#### Dataset items:
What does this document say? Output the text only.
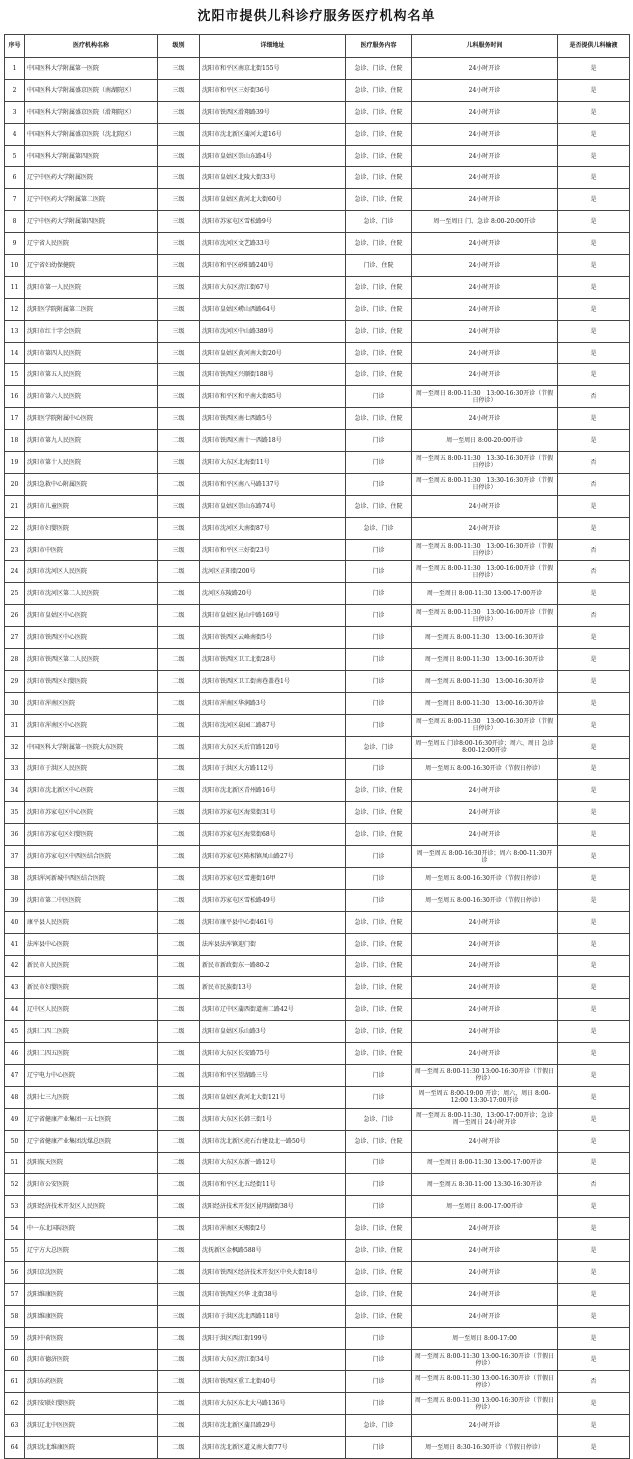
沈阳市提供儿科诊疗服务医疗机构名单
序号	医疗机构名称	级别	详细地址	医疗服务内容	儿科服务时间	是否提供儿科输液
1	中国医科大学附属第一医院	三级	沈阳市和平区南京北街155号	急诊、门诊、住院	24小时开诊	是
2	中国医科大学附属盛京医院（南湖院区）	三级	沈阳市和平区三好街36号	急诊、门诊、住院	24小时开诊	是
3	中国医科大学附属盛京医院（滑翔院区）	三级	沈阳市铁西区滑翔路39号	急诊、门诊、住院	24小时开诊	是
4	中国医科大学附属盛京医院（沈北院区）	三级	沈阳市沈北新区蒲河大道16号	急诊、门诊、住院	24小时开诊	是
5	中国医科大学附属第四医院	三级	沈阳市皇姑区崇山东路4号	急诊、门诊、住院	24小时开诊	是
6	辽宁中医药大学附属医院	三级	沈阳市皇姑区北陵大街33号	急诊、门诊、住院	24小时开诊	是
7	辽宁中医药大学附属第二医院	三级	沈阳市皇姑区黄河北大街60号	急诊、门诊、住院	24小时开诊	是
8	辽宁中医药大学附属第四医院	三级	沈阳市苏家屯区雪松路9号	急诊、门诊	周一至周日 门、急诊 8:00-20:00开诊	是
9	辽宁省人民医院	三级	沈阳市沈河区文艺路33号	急诊、门诊、住院	24小时开诊	是
10	辽宁省妇幼保健院	三级	沈阳市和平区砂阳路240号	门诊、住院	24小时开诊	是
11	沈阳市第一人民医院	三级	沈阳市大东区滂江街67号	急诊、门诊、住院	24小时开诊	是
12	沈阳医学院附属第二医院	三级	沈阳市皇姑区崂山西路64号	急诊、门诊、住院	24小时开诊	是
13	沈阳市红十字会医院	三级	沈阳市沈河区中山路389号	急诊、门诊、住院	24小时开诊	是
14	沈阳市第四人民医院	三级	沈阳市皇姑区黄河南大街20号	急诊、门诊、住院	24小时开诊	是
15	沈阳市第五人民医院	三级	沈阳市铁西区兴顺街188号	急诊、门诊、住院	24小时开诊	是
16	沈阳市第六人民医院	三级	沈阳市和平区和平南大街85号	门诊	周一至周日 8:00-11:30　13:00-16:30开诊（节假日停诊）	否
17	沈阳医学院附属中心医院	三级	沈阳市铁西区南七西路5号	急诊、门诊、住院	24小时开诊	是
18	沈阳市第九人民医院	二级	沈阳市铁西区南十一西路18号	门诊	周一至周日 8:00-20:00开诊	是
19	沈阳市第十人民医院	三级	沈阳市大东区北海街11号	门诊	周一至周五 8:00-11:30　13:30-16:30开诊（节假日停诊）	否
20	沈阳急救中心附属医院	二级	沈阳市和平区南八马路137号	门诊	周一至周五 8:00-11:30　13:30-16:30开诊（节假日停诊）	否
21	沈阳市儿童医院	三级	沈阳市皇姑区崇山东路74号	急诊、门诊、住院	24小时开诊	是
22	沈阳市妇婴医院	三级	沈阳市沈河区大南街87号	急诊、门诊	24小时开诊	是
23	沈阳市中医院	三级	沈阳市和平区三好街23号	门诊	周一至周五 8:00-11:30　13:00-16:30开诊（节假日停诊）	否
24	沈阳市沈河区人民医院	二级	沈河区正阳街200号	门诊	周一至周五 8:00-11:30　13:00-16:00开诊（节假日停诊）	否
25	沈阳市沈河区第二人民医院	二级	沈河区东陵路20号	门诊	周一至周日 8:00-11:30 13:00-17:00开诊	是
26	沈阳市皇姑区中心医院	二级	沈阳市皇姑区昆山中路169号	门诊	周一至周五 8:00-11:30　13:00-16:00开诊（节假日停诊）	否
27	沈阳市铁西区中心医院	二级	沈阳市铁西区云峰南街5号	门诊	周一至周五 8:00-11:30　13:00-16:30开诊	是
28	沈阳市铁西区第二人民医院	二级	沈阳市铁西区卫工北街28号	门诊	周一至周日 8:00-11:30　13:00-16:30开诊	是
29	沈阳市铁西区妇婴医院	二级	沈阳市铁西区卫工街南巷盖巷1号	门诊	周一至周五 8:00-11:30　13:00-16:30开诊	是
30	沈阳市浑南区医院	二级	沈阳市浑南区华润路3号	门诊	周一至周日 8:00-11:30　13:00-16:30开诊	是
31	沈阳市浑南区中心医院	二级	沈阳市沈河区泉园二路87号	门诊	周一至周五 8:00-11:30　13:00-16:30开诊（节假日停诊）	是
32	中国医科大学附属第一医院大东医院	二级	沈阳市大东区天后宫路120号	急诊、门诊	周一至周五 门诊8:00-16:30开诊；周六、周日 急诊8:00-12:00开诊	是
33	沈阳市于洪区人民医院	二级	沈阳市于洪区大方路112号	门诊	周一至周五 8:00-16:30开诊（节假日停诊）	是
34	沈阳市沈北新区中心医院	三级	沈阳市沈北新区青州路16号	急诊、门诊、住院	24小时开诊	是
35	沈阳市苏家屯区中心医院	三级	沈阳市苏家屯区海棠街31号	急诊、门诊、住院	24小时开诊	是
36	沈阳市苏家屯区妇婴医院	二级	沈阳市苏家屯区海棠街68号	急诊、门诊、住院	24小时开诊	是
37	沈阳市苏家屯区中西医结合医院	二级	沈阳市苏家屯区陈相镇凤山路27号	门诊	周一至周五 8:00-16:30开诊；周六 8:00-11:30开诊	是
38	沈阳浑河新城中西医结合医院	二级	沈阳市苏家屯区雪莲街16甲	门诊	周一至周五 8:00-16:30开诊（节假日停诊）	是
39	沈阳市第二中医医院	二级	沈阳市苏家屯区雪松路49号	门诊	周一至周五 8:00-16:30开诊（节假日停诊）	是
40	康平县人民医院	二级	沈阳市康平县中心街461号	急诊、门诊、住院	24小时开诊	是
41	法库县中心医院	二级	法库县法库镇迎门街	急诊、门诊、住院	24小时开诊	是
42	新民市人民医院	二级	新民市新政街东一路80-2	急诊、门诊、住院	24小时开诊	是
43	新民市妇婴医院	二级	新民市民族街13号	急诊、门诊、住院	24小时开诊	是
44	辽中区人民医院	二级	沈阳市辽中区蒲西街道南二路42号	急诊、门诊、住院	24小时开诊	是
45	沈阳二四二医院	二级	沈阳市皇姑区乐山路3号	急诊、门诊、住院	24小时开诊	是
46	沈阳二四五医院	二级	沈阳市大东区长安路75号	急诊、门诊、住院	24小时开诊	是
47	辽宁电力中心医院	二级	沈阳市和平区望湖路三号	门诊	周一至周五 8:00-11:30 13:00-16:30开诊（节假日停诊）	是
48	沈阳七三九医院	二级	沈阳市皇姑区黄河北大街121号	门诊	周一至周五 8:00-19:00 开诊；周六、周日 8:00-12:00 13:30-17:00开诊	是
49	辽宁省健康产业集团一五七医院	二级	沈阳市大东区长韩三街1号	急诊、门诊	周一至周五 8:00-11:30，13:00-17:00开诊；急诊 周一至周日 24小时开诊	是
50	辽宁省健康产业集团沈煤总医院	二级	沈阳市沈北新区虎石台建设北一路50号	急诊、门诊、住院	24小时开诊	是
51	沈阳航天医院	二级	沈阳市大东区东新一路12号	门诊	周一至周日 8:00-11:30 13:00-17:00开诊	是
52	沈阳市公安医院	二级	沈阳市和平区北五经街11号	门诊	周一至周五 8:30-11:00 13:30-16:30开诊	否
53	沈阳经济技术开发区人民医院	二级	沈阳经济技术开发区昆明湖街38号	门诊	周一至周日 8:00-17:00开诊	是
54	中一东北国际医院	二级	沈阳市浑南区天赐街2号	急诊、门诊、住院	24小时开诊	是
55	辽宁方大总医院	二级	沈抚新区金枫路588号	急诊、门诊、住院	24小时开诊	是
56	沈阳京沈医院	二级	沈阳市铁西区经济技术开发区中央大街18号	急诊、门诊、住院	24小时开诊	是
57	沈阳维康医院	三级	沈阳市铁西区兴华 北街38号	急诊、门诊、住院	24小时开诊	是
58	沈阳维康医院	三级	沈阳市于洪区沈北西路118号	急诊、门诊、住院	24小时开诊	是
59	沈阳中荷医院	二级	沈阳于洪区西江街199号	门诊	周一至周日 8:00-17:00	是
60	沈阳市德济医院	二级	沈阳市大东区滂江街34号	门诊	周一至周五 8:00-11:30 13:00-16:30开诊（节假日停诊）	是
61	沈阳东药医院	二级	沈阳市铁西区重工北街40号	门诊	周一至周五 8:00-11:30 13:00-16:30开诊（节假日停诊）	否
62	沈阳安联妇婴医院	二级	沈阳市大东区东北大马路136号	门诊	周一至周五 8:00-11:30 13:00-16:30开诊（节假日停诊）	是
63	沈阳辽北中医医院	二级	沈阳市沈北新区蒲昌路29号	急诊、门诊	24小时开诊	是
64	沈阳沈北维康医院	二级	沈阳市沈北新区道义南大街77号	门诊	周一至周日 8:30-16:30开诊（节假日停诊）	是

#### Prompt:
Say the number of lines in the listing that hold "沈阳维康医院", with no added words.

#### Finished exercise:
2